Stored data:
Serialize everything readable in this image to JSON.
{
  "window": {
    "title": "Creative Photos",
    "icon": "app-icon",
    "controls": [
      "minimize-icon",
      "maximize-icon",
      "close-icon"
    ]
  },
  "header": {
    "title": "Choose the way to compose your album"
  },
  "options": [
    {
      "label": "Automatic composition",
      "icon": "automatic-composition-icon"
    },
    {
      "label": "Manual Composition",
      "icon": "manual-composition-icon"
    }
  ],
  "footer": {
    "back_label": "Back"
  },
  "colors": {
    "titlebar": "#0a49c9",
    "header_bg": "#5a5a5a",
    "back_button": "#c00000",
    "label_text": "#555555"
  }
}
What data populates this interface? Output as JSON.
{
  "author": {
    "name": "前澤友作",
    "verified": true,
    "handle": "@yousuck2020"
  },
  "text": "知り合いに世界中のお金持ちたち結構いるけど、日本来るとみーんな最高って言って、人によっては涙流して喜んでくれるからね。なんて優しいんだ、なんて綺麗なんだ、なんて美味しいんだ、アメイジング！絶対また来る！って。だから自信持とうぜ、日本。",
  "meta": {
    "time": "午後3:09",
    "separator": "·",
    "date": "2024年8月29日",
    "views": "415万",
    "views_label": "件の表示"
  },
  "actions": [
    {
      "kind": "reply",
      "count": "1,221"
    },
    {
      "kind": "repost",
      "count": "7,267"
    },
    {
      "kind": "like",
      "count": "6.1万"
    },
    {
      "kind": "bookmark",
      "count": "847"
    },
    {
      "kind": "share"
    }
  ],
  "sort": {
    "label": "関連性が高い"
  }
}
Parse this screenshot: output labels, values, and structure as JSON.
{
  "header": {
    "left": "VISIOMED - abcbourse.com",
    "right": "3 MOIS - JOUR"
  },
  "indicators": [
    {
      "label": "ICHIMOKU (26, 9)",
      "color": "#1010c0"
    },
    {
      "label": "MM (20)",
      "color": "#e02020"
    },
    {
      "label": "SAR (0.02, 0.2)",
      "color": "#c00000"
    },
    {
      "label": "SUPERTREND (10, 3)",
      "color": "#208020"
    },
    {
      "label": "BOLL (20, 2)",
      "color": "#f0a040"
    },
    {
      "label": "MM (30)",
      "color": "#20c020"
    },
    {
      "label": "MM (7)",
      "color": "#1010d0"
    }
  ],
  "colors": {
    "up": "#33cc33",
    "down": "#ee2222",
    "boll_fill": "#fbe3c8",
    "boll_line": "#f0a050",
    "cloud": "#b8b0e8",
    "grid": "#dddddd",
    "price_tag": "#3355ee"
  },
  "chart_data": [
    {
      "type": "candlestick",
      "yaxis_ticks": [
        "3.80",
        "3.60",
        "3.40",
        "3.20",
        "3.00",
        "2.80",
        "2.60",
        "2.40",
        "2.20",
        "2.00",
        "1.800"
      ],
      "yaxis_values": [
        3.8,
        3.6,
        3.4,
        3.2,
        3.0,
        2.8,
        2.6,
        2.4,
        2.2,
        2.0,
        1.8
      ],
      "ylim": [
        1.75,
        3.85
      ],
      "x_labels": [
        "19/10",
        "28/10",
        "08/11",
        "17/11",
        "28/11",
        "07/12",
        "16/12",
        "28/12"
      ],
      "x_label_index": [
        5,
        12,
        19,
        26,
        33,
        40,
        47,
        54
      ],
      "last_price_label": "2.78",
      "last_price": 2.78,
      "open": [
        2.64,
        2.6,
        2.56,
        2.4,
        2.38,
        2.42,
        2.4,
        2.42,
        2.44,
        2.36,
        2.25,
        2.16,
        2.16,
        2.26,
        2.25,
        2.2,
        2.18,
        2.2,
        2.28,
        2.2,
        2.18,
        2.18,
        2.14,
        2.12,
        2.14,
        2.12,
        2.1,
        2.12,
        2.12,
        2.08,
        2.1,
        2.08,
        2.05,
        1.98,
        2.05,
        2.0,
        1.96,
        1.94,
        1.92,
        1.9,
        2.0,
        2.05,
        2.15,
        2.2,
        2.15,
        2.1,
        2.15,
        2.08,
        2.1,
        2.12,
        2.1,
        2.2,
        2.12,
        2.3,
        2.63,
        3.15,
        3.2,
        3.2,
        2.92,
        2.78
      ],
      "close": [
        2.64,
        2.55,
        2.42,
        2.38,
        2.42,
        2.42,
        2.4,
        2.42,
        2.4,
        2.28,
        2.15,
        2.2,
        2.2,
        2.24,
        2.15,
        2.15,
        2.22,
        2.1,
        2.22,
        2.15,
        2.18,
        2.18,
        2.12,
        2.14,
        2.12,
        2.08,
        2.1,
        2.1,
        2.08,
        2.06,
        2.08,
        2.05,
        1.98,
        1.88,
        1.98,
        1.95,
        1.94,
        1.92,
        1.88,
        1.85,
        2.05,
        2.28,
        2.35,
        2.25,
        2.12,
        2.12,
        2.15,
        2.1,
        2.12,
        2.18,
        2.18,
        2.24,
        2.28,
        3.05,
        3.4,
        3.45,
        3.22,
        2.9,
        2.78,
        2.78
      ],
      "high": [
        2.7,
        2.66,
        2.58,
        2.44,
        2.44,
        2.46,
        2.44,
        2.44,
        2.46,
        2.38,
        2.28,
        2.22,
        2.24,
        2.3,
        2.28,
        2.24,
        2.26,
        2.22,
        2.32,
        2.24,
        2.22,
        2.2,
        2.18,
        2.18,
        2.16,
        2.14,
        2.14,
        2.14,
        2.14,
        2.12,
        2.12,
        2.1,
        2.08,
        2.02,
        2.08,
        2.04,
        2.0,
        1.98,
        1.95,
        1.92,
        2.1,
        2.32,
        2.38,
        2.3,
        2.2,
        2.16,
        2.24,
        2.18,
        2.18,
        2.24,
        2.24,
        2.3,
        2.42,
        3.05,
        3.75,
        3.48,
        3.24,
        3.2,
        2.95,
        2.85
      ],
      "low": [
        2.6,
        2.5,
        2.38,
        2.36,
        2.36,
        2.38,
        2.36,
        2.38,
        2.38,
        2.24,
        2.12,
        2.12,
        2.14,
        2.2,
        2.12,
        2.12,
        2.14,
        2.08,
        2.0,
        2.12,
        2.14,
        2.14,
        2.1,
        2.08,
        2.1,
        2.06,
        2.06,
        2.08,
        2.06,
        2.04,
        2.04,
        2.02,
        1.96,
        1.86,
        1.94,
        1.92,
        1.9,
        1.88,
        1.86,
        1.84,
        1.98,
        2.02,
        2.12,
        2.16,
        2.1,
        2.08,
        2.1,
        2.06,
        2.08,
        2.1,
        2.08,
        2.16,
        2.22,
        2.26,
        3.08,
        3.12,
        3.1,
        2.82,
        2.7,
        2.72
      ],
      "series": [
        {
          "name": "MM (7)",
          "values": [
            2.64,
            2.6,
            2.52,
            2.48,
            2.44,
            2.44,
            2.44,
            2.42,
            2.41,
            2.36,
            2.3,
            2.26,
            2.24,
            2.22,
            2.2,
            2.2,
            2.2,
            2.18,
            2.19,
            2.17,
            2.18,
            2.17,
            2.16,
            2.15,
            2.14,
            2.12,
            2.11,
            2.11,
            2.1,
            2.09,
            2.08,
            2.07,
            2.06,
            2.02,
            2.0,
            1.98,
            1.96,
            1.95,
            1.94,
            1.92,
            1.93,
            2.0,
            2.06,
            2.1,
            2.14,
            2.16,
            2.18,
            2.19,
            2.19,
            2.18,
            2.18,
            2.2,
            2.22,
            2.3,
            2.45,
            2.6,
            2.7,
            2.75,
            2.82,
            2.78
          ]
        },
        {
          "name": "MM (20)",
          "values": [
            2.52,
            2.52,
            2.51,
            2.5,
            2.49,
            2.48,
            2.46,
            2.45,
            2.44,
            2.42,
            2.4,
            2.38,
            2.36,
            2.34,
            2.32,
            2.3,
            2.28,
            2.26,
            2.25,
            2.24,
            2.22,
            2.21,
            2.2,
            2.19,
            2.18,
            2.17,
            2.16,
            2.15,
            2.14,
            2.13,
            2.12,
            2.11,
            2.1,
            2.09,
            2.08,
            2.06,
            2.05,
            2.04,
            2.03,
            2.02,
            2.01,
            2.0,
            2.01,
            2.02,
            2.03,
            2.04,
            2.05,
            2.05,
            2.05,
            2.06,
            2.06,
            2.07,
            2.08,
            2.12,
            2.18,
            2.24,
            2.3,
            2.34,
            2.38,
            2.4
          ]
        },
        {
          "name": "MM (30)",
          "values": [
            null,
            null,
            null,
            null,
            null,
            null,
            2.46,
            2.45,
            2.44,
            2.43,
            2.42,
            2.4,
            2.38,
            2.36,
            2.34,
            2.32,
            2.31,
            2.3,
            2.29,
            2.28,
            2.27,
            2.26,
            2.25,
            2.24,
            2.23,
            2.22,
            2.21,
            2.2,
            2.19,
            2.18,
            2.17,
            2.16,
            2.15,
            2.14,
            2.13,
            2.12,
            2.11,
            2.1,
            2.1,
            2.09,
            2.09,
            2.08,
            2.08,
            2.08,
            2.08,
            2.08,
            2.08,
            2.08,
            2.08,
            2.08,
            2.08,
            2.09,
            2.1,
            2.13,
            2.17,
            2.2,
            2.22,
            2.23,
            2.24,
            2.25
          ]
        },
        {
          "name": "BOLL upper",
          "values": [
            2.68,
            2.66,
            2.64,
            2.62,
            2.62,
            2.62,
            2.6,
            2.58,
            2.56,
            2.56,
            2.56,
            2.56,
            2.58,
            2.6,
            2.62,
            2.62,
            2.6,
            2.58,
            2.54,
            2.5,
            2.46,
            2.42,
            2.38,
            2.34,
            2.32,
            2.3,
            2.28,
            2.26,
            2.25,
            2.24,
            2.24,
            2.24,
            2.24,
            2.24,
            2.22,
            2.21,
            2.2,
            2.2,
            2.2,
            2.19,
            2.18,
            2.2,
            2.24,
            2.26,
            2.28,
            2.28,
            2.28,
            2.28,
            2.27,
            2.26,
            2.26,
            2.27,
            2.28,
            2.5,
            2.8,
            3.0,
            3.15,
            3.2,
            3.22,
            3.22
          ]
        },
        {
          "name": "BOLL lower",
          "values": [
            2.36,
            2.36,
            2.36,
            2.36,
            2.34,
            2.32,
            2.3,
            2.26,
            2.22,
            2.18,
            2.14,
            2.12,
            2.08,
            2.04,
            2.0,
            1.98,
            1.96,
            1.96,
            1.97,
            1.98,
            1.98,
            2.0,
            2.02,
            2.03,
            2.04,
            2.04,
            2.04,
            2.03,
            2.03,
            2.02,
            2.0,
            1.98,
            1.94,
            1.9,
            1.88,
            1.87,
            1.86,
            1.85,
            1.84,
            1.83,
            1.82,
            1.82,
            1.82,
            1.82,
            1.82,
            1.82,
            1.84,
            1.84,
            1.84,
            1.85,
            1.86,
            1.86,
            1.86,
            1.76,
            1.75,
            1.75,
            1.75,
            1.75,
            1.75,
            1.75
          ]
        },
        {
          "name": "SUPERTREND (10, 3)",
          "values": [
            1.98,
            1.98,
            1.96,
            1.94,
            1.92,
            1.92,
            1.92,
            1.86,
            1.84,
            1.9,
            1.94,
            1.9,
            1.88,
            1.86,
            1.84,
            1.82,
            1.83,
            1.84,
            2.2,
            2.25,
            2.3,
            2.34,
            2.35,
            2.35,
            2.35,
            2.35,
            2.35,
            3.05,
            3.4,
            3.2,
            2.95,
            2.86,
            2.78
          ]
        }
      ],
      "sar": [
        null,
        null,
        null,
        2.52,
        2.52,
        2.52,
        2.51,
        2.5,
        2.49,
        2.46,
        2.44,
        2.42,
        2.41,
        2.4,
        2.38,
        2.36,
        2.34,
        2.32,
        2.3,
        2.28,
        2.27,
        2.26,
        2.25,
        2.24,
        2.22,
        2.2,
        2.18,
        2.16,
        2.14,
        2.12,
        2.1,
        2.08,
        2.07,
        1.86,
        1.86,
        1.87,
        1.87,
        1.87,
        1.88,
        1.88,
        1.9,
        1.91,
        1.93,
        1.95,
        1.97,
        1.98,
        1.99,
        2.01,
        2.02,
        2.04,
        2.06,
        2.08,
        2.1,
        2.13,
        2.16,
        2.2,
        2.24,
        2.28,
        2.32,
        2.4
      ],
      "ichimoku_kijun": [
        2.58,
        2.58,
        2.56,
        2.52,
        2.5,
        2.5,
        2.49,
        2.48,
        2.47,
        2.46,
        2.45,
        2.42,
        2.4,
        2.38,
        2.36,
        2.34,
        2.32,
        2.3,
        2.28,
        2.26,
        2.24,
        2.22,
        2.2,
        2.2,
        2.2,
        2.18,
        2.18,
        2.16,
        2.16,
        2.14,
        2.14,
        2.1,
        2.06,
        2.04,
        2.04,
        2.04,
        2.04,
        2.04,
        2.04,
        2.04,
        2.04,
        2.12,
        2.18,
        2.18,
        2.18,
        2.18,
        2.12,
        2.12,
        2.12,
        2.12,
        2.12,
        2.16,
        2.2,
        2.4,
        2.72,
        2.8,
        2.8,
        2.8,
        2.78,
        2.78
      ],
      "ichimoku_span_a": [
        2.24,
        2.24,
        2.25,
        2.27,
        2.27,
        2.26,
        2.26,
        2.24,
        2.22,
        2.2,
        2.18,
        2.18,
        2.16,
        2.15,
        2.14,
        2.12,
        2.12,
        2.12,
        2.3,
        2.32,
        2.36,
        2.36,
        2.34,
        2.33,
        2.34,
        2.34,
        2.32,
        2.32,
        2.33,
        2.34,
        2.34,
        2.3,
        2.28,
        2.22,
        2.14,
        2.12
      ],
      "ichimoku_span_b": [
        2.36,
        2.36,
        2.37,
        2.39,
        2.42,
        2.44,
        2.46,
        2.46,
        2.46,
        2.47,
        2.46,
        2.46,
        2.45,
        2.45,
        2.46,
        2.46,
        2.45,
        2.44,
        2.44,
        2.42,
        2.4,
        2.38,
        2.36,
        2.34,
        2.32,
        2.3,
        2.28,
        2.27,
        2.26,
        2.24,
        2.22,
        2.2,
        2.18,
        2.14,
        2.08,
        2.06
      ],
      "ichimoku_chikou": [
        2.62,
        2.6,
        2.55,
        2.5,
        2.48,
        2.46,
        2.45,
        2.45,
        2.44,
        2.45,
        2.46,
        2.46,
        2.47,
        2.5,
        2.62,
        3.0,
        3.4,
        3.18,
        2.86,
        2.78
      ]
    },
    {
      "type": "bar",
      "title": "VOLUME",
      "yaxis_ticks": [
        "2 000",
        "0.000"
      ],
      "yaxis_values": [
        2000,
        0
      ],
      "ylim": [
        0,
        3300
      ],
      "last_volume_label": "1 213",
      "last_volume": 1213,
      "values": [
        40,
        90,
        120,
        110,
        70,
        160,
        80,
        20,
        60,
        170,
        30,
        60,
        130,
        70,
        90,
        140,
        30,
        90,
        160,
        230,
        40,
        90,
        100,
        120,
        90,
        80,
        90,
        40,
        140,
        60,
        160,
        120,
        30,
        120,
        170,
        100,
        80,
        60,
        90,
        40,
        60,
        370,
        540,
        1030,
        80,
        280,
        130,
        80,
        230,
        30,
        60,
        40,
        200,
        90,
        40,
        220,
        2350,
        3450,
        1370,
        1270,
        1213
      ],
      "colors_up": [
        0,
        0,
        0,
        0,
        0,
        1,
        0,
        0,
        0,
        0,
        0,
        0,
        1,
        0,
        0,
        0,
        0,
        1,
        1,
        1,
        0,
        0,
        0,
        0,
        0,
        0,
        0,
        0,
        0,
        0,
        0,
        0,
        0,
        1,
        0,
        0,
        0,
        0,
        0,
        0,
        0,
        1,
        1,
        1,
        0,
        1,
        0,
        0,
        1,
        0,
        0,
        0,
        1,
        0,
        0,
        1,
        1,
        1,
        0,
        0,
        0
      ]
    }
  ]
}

Written task: Collect every line from the records above that contains the word "icon".

Problem solution:
    "icon": "app-icon",
      "minimize-icon",
      "maximize-icon",
      "close-icon"
      "icon": "automatic-composition-icon"
      "icon": "manual-composition-icon"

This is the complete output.